Task to carry out:
Transcribe every entry word for word. Skip the pictures.

* start Entries provided *

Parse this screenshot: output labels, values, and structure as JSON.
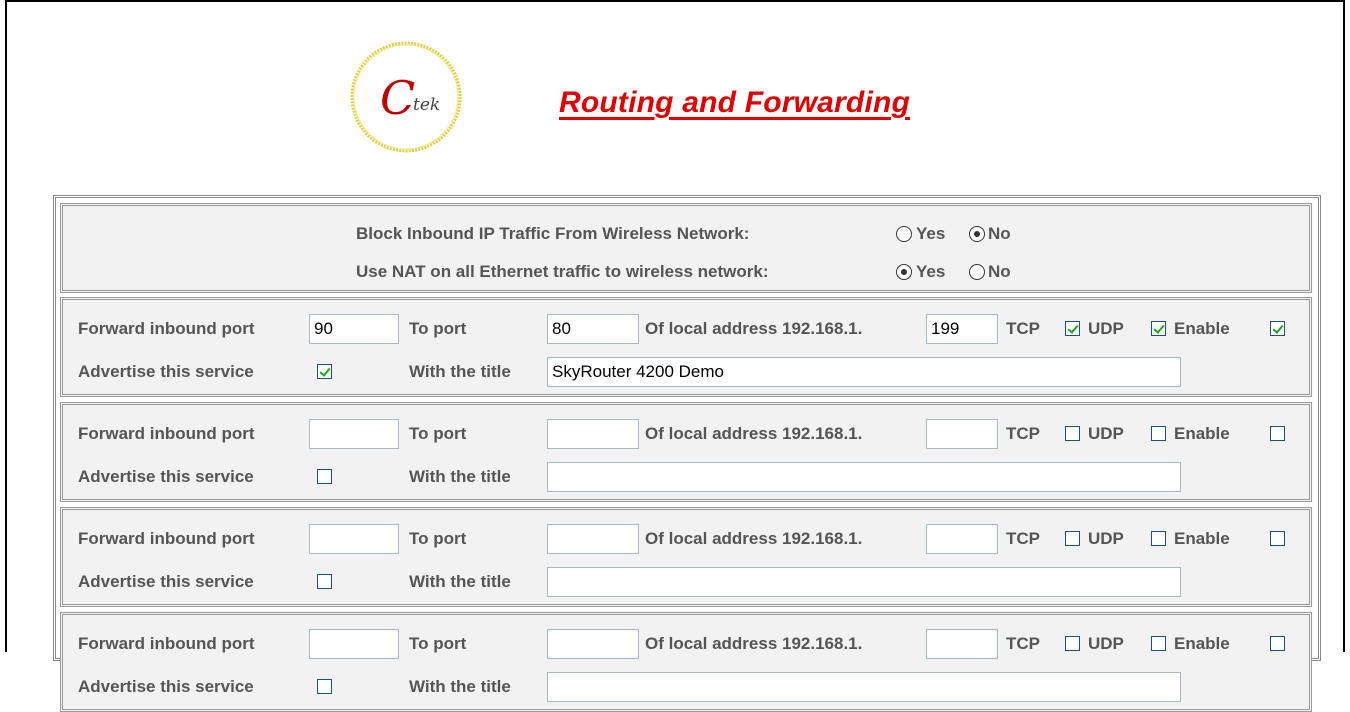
{
  "header": {
    "logo_text": "Ctek",
    "title": "Routing and Forwarding"
  },
  "general": {
    "block_inbound_label": "Block Inbound IP Traffic From Wireless Network:",
    "block_inbound_value": "No",
    "use_nat_label": "Use NAT on all Ethernet traffic to wireless network:",
    "use_nat_value": "Yes",
    "yes_label": "Yes",
    "no_label": "No"
  },
  "labels": {
    "forward_inbound_port": "Forward inbound port",
    "to_port": "To port",
    "of_local_address": "Of local address 192.168.1.",
    "tcp": "TCP",
    "udp": "UDP",
    "enable": "Enable",
    "advertise_service": "Advertise this service",
    "with_title": "With the title"
  },
  "rules": [
    {
      "inbound_port": "90",
      "to_port": "80",
      "local_address": "199",
      "tcp": true,
      "udp": true,
      "enable": true,
      "advertise": true,
      "title": "SkyRouter 4200 Demo"
    },
    {
      "inbound_port": "",
      "to_port": "",
      "local_address": "",
      "tcp": false,
      "udp": false,
      "enable": false,
      "advertise": false,
      "title": ""
    },
    {
      "inbound_port": "",
      "to_port": "",
      "local_address": "",
      "tcp": false,
      "udp": false,
      "enable": false,
      "advertise": false,
      "title": ""
    },
    {
      "inbound_port": "",
      "to_port": "",
      "local_address": "",
      "tcp": false,
      "udp": false,
      "enable": false,
      "advertise": false,
      "title": ""
    }
  ]
}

* end Entries provided *

Expected answer:
Parse this screenshot: output labels, values, and structure as JSON.
{
  "header": {
    "logo_text": "Ctek",
    "title": "Routing and Forwarding"
  },
  "general": {
    "block_inbound_label": "Block Inbound IP Traffic From Wireless Network:",
    "block_inbound_value": "No",
    "use_nat_label": "Use NAT on all Ethernet traffic to wireless network:",
    "use_nat_value": "Yes",
    "yes_label": "Yes",
    "no_label": "No"
  },
  "labels": {
    "forward_inbound_port": "Forward inbound port",
    "to_port": "To port",
    "of_local_address": "Of local address 192.168.1.",
    "tcp": "TCP",
    "udp": "UDP",
    "enable": "Enable",
    "advertise_service": "Advertise this service",
    "with_title": "With the title"
  },
  "rules": [
    {
      "inbound_port": "90",
      "to_port": "80",
      "local_address": "199",
      "tcp": true,
      "udp": true,
      "enable": true,
      "advertise": true,
      "title": "SkyRouter 4200 Demo"
    },
    {
      "inbound_port": "",
      "to_port": "",
      "local_address": "",
      "tcp": false,
      "udp": false,
      "enable": false,
      "advertise": false,
      "title": ""
    },
    {
      "inbound_port": "",
      "to_port": "",
      "local_address": "",
      "tcp": false,
      "udp": false,
      "enable": false,
      "advertise": false,
      "title": ""
    },
    {
      "inbound_port": "",
      "to_port": "",
      "local_address": "",
      "tcp": false,
      "udp": false,
      "enable": false,
      "advertise": false,
      "title": ""
    }
  ]
}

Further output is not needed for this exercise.